TASK PROMPT:
Would you transcribe the whole listing exactly, minus its pictures?

>> BEGIN GIVEN DATA

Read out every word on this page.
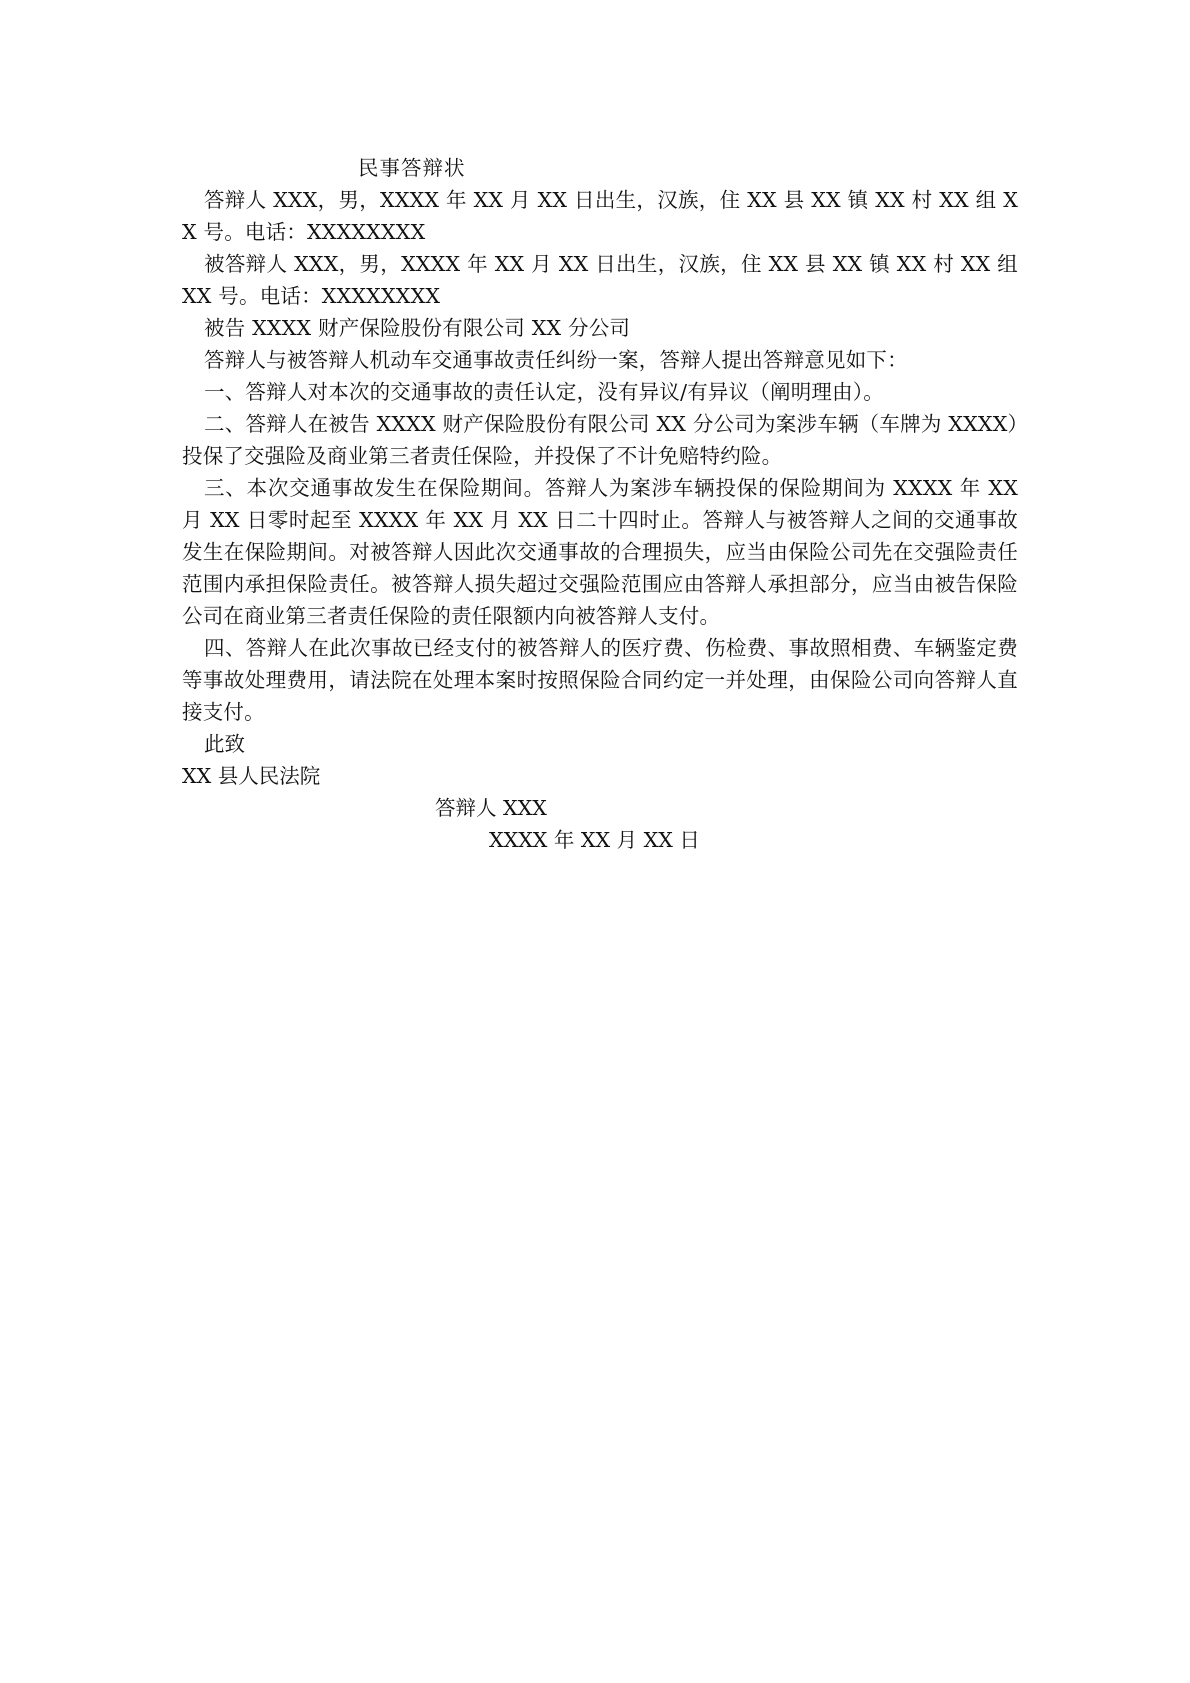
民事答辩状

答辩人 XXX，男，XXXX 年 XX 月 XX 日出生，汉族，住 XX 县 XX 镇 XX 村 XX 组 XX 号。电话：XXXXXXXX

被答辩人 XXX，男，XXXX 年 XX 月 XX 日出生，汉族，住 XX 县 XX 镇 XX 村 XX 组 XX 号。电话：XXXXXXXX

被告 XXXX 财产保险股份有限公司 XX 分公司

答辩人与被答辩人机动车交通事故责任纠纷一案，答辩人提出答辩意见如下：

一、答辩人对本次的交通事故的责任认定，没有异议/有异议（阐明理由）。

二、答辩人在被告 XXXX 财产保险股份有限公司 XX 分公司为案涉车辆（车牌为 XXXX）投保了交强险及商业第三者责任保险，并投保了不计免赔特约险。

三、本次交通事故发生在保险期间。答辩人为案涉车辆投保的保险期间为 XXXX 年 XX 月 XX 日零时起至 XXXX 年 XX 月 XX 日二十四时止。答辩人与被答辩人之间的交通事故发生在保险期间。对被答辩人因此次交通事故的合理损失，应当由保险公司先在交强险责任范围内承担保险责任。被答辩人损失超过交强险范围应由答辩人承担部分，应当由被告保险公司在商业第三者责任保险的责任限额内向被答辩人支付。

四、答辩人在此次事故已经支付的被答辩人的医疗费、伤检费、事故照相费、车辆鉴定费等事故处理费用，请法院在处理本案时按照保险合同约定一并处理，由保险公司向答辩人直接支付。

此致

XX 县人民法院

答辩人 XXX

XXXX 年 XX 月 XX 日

>> END GIVEN DATA

WRITTEN REPLY:
Read out every word on this page.
民事答辩状

答辩人 XXX，男，XXXX 年 XX 月 XX 日出生，汉族，住 XX 县 XX 镇 XX 村 XX 组 XX 号。电话：XXXXXXXX

被答辩人 XXX，男，XXXX 年 XX 月 XX 日出生，汉族，住 XX 县 XX 镇 XX 村 XX 组 XX 号。电话：XXXXXXXX

被告 XXXX 财产保险股份有限公司 XX 分公司

答辩人与被答辩人机动车交通事故责任纠纷一案，答辩人提出答辩意见如下：

一、答辩人对本次的交通事故的责任认定，没有异议/有异议（阐明理由）。

二、答辩人在被告 XXXX 财产保险股份有限公司 XX 分公司为案涉车辆（车牌为 XXXX）投保了交强险及商业第三者责任保险，并投保了不计免赔特约险。

三、本次交通事故发生在保险期间。答辩人为案涉车辆投保的保险期间为 XXXX 年 XX 月 XX 日零时起至 XXXX 年 XX 月 XX 日二十四时止。答辩人与被答辩人之间的交通事故发生在保险期间。对被答辩人因此次交通事故的合理损失，应当由保险公司先在交强险责任范围内承担保险责任。被答辩人损失超过交强险范围应由答辩人承担部分，应当由被告保险公司在商业第三者责任保险的责任限额内向被答辩人支付。

四、答辩人在此次事故已经支付的被答辩人的医疗费、伤检费、事故照相费、车辆鉴定费等事故处理费用，请法院在处理本案时按照保险合同约定一并处理，由保险公司向答辩人直接支付。

此致

XX 县人民法院

答辩人 XXX

XXXX 年 XX 月 XX 日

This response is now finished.